Begin EXERCISE INPUTS
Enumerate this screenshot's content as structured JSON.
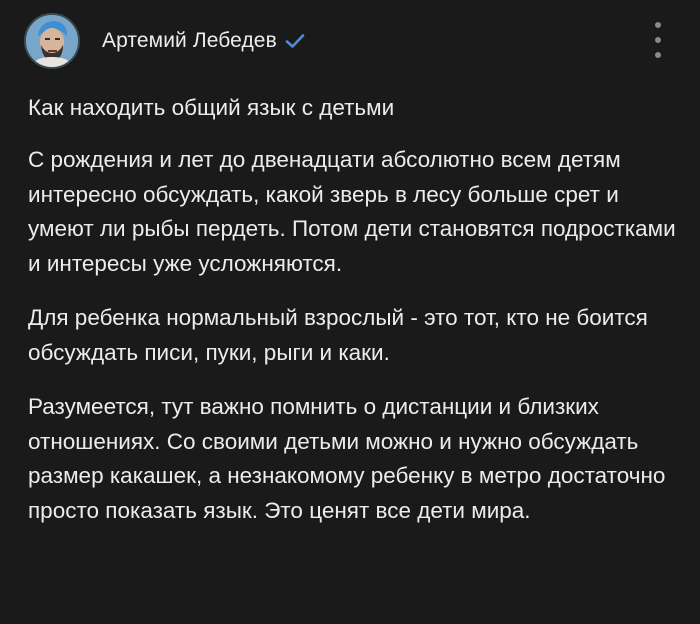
{
  "post": {
    "author": {
      "name": "Артемий Лебедев",
      "verified": true,
      "avatar_icon": "avatar-portrait"
    },
    "menu_icon": "more-vertical-icon",
    "title": "Как находить общий язык с детьми",
    "paragraphs": [
      "С рождения и лет до двенадцати абсолютно всем детям интересно обсуждать, какой зверь в лесу больше срет и умеют ли рыбы пердеть. Потом дети становятся подростками и интересы уже усложняются.",
      "Для ребенка нормальный взрослый - это тот, кто не боится обсуждать писи, пуки, рыги и каки.",
      "Разумеется, тут важно помнить о дистанции и близких отношениях. Со своими детьми можно и нужно обсуждать размер какашек, а незнакомому ребенку в метро достаточно просто показать язык. Это ценят все дети мира."
    ]
  },
  "colors": {
    "background": "#1a1a1a",
    "text": "#ececec",
    "verified_badge": "#4a8fd8",
    "menu_dots": "#8a8a8a"
  }
}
End EXERCISE INPUTS
* _AIM_
Retype the listing exactly. Pictures do not belong in the copy.

* _EXERCISE RESULT_
Enumerate this screenshot's content as structured JSON.
{
  "post": {
    "author": {
      "name": "Артемий Лебедев",
      "verified": true,
      "avatar_icon": "avatar-portrait"
    },
    "menu_icon": "more-vertical-icon",
    "title": "Как находить общий язык с детьми",
    "paragraphs": [
      "С рождения и лет до двенадцати абсолютно всем детям интересно обсуждать, какой зверь в лесу больше срет и умеют ли рыбы пердеть. Потом дети становятся подростками и интересы уже усложняются.",
      "Для ребенка нормальный взрослый - это тот, кто не боится обсуждать писи, пуки, рыги и каки.",
      "Разумеется, тут важно помнить о дистанции и близких отношениях. Со своими детьми можно и нужно обсуждать размер какашек, а незнакомому ребенку в метро достаточно просто показать язык. Это ценят все дети мира."
    ]
  },
  "colors": {
    "background": "#1a1a1a",
    "text": "#ececec",
    "verified_badge": "#4a8fd8",
    "menu_dots": "#8a8a8a"
  }
}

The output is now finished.